╭─ Extracted information
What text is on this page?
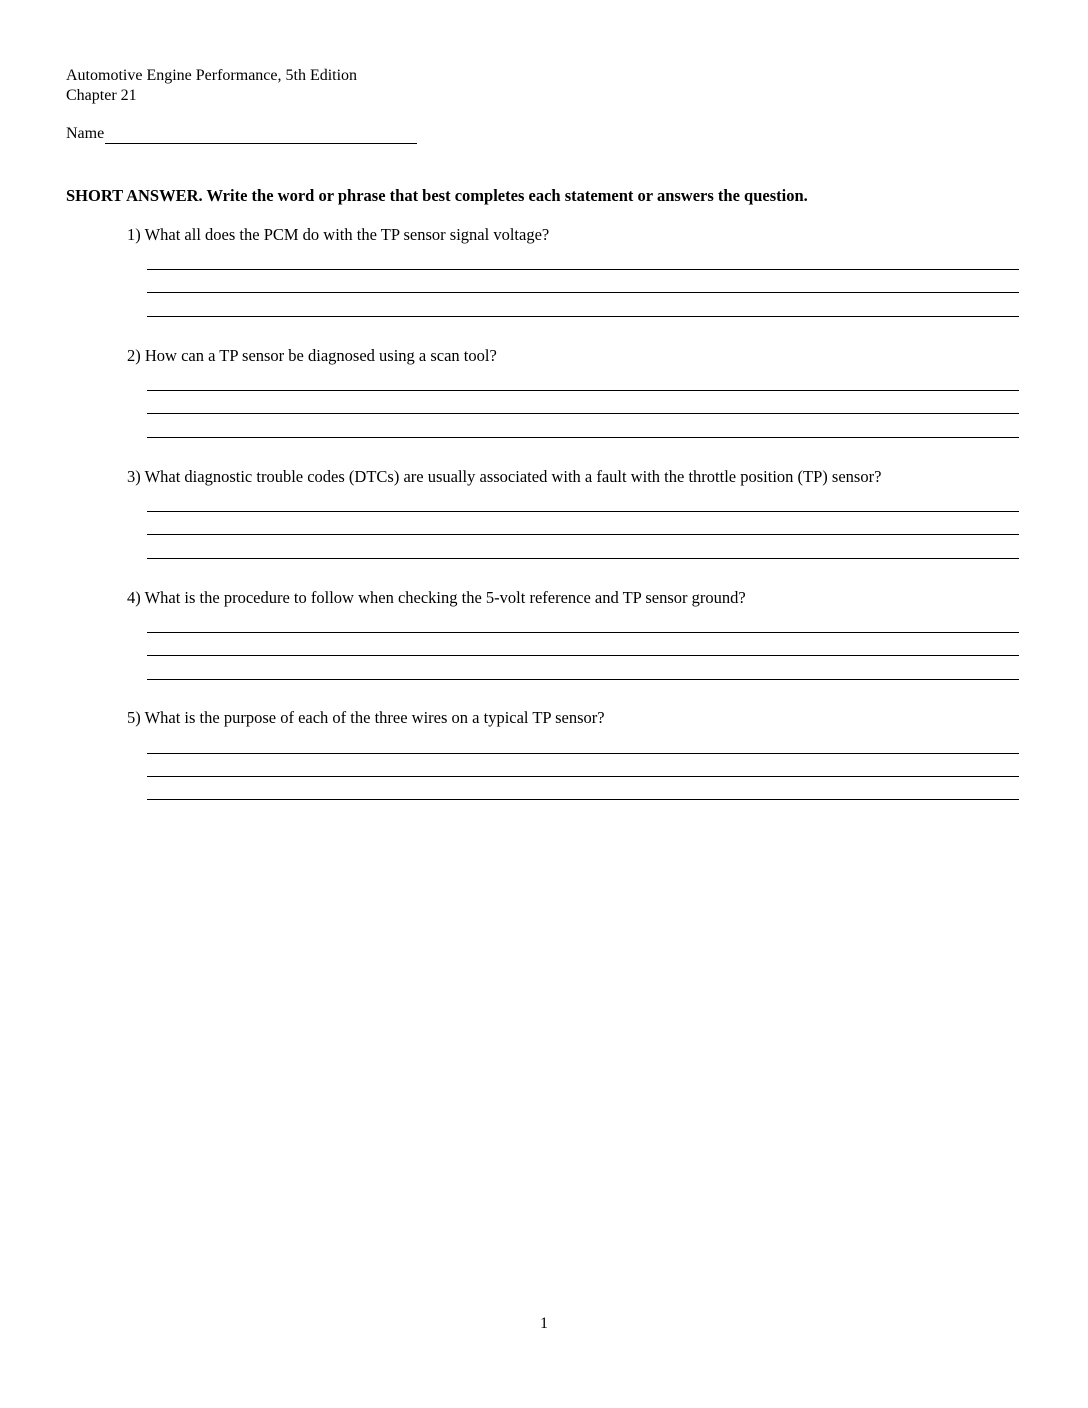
Automotive Engine Performance, 5th Edition
Chapter 21
Name
SHORT ANSWER. Write the word or phrase that best completes each statement or answers the question.

1) What all does the PCM do with the TP sensor signal voltage?

2) How can a TP sensor be diagnosed using a scan tool?

3) What diagnostic trouble codes (DTCs) are usually associated with a fault with the throttle position (TP) sensor?

4) What is the procedure to follow when checking the 5-volt reference and TP sensor ground?

5) What is the purpose of each of the three wires on a typical TP sensor?

1
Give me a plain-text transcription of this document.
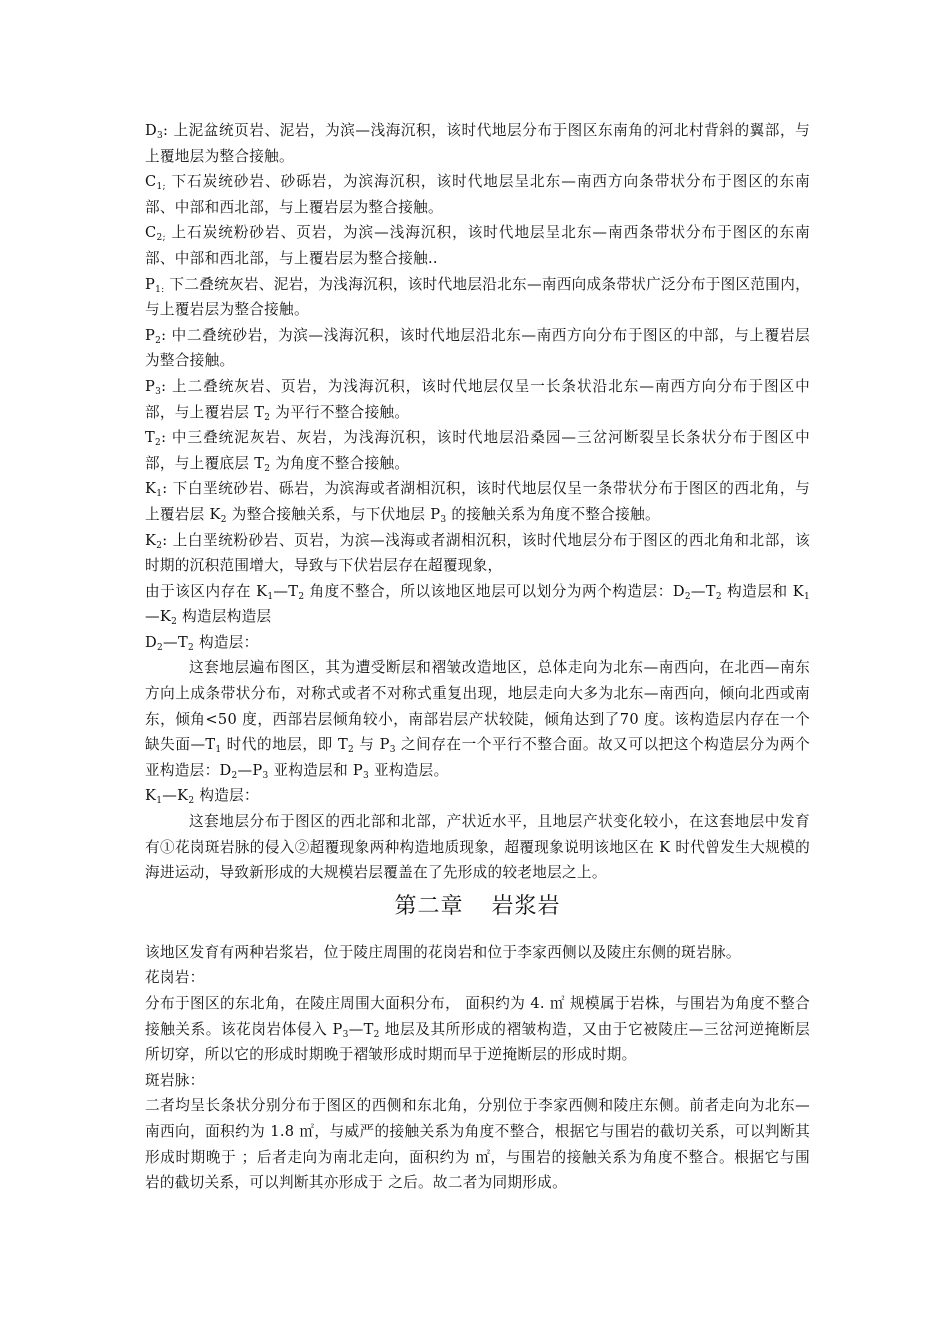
$D_3$: 上泥盆统页岩、泥岩，为滨—浅海沉积，该时代地层分布于图区东南角的河北村背斜的翼部，与上覆地层为整合接触。

$C_{1;}$ 下石炭统砂岩、砂砾岩，为滨海沉积，该时代地层呈北东—南西方向条带状分布于图区的东南部、中部和西北部，与上覆岩层为整合接触。

$C_{2;}$ 上石炭统粉砂岩、页岩，为滨—浅海沉积，该时代地层呈北东—南西条带状分布于图区的东南部、中部和西北部，与上覆岩层为整合接触..

$P_{1:}$ 下二叠统灰岩、泥岩，为浅海沉积，该时代地层沿北东—南西向成条带状广泛分布于图区范围内，与上覆岩层为整合接触。

$P_2$: 中二叠统砂岩，为滨—浅海沉积，该时代地层沿北东—南西方向分布于图区的中部，与上覆岩层为整合接触。

$P_3$: 上二叠统灰岩、页岩，为浅海沉积，该时代地层仅呈一长条状沿北东—南西方向分布于图区中部，与上覆岩层 $T_2$ 为平行不整合接触。

$T_2$: 中三叠统泥灰岩、灰岩，为浅海沉积，该时代地层沿桑园—三岔河断裂呈长条状分布于图区中部，与上覆底层 $T_2$ 为角度不整合接触。

$K_1$: 下白垩统砂岩、砾岩，为滨海或者湖相沉积，该时代地层仅呈一条带状分布于图区的西北角，与上覆岩层 $K_2$ 为整合接触关系，与下伏地层 $P_3$ 的接触关系为角度不整合接触。

$K_2$: 上白垩统粉砂岩、页岩，为滨—浅海或者湖相沉积，该时代地层分布于图区的西北角和北部，该时期的沉积范围增大，导致与下伏岩层存在超覆现象，

由于该区内存在 $K_1—T_2$ 角度不整合，所以该地区地层可以划分为两个构造层：$D_2—T_2$ 构造层和 $K_1—K_2$ 构造层构造层

$D_2—T_2$ 构造层：

这套地层遍布图区，其为遭受断层和褶皱改造地区，总体走向为北东—南西向，在北西—南东方向上成条带状分布，对称式或者不对称式重复出现，地层走向大多为北东—南西向，倾向北西或南东，倾角<50 度，西部岩层倾角较小，南部岩层产状较陡，倾角达到了70 度。该构造层内存在一个缺失面$—T_1$ 时代的地层，即 $T_2$ 与 $P_3$ 之间存在一个平行不整合面。故又可以把这个构造层分为两个亚构造层：$D_2—P_3$ 亚构造层和 $P_3$ 亚构造层。

$K_1—K_2$ 构造层：

这套地层分布于图区的西北部和北部，产状近水平，且地层产状变化较小，在这套地层中发育有①花岗斑岩脉的侵入②超覆现象两种构造地质现象，超覆现象说明该地区在 K 时代曾发生大规模的海进运动，导致新形成的大规模岩层覆盖在了先形成的较老地层之上。

第二章 岩浆岩

该地区发育有两种岩浆岩，位于陵庄周围的花岗岩和位于李家西侧以及陵庄东侧的斑岩脉。

花岗岩：

分布于图区的东北角，在陵庄周围大面积分布， 面积约为 4. ㎡ 规模属于岩株，与围岩为角度不整合接触关系。该花岗岩体侵入 $P_3—T_2$ 地层及其所形成的褶皱构造，又由于它被陵庄—三岔河逆掩断层所切穿，所以它的形成时期晚于褶皱形成时期而早于逆掩断层的形成时期。

斑岩脉：

二者均呈长条状分别分布于图区的西侧和东北角，分别位于李家西侧和陵庄东侧。前者走向为北东—南西向，面积约为 1.8 ㎡，与威严的接触关系为角度不整合，根据它与围岩的截切关系，可以判断其形成时期晚于 ；后者走向为南北走向，面积约为 ㎡，与围岩的接触关系为角度不整合。根据它与围岩的截切关系，可以判断其亦形成于 之后。故二者为同期形成。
╰─
» **Task**: Look through the records above and report how many lines hold the word "this", giving only the number.

» **Task solution**: 2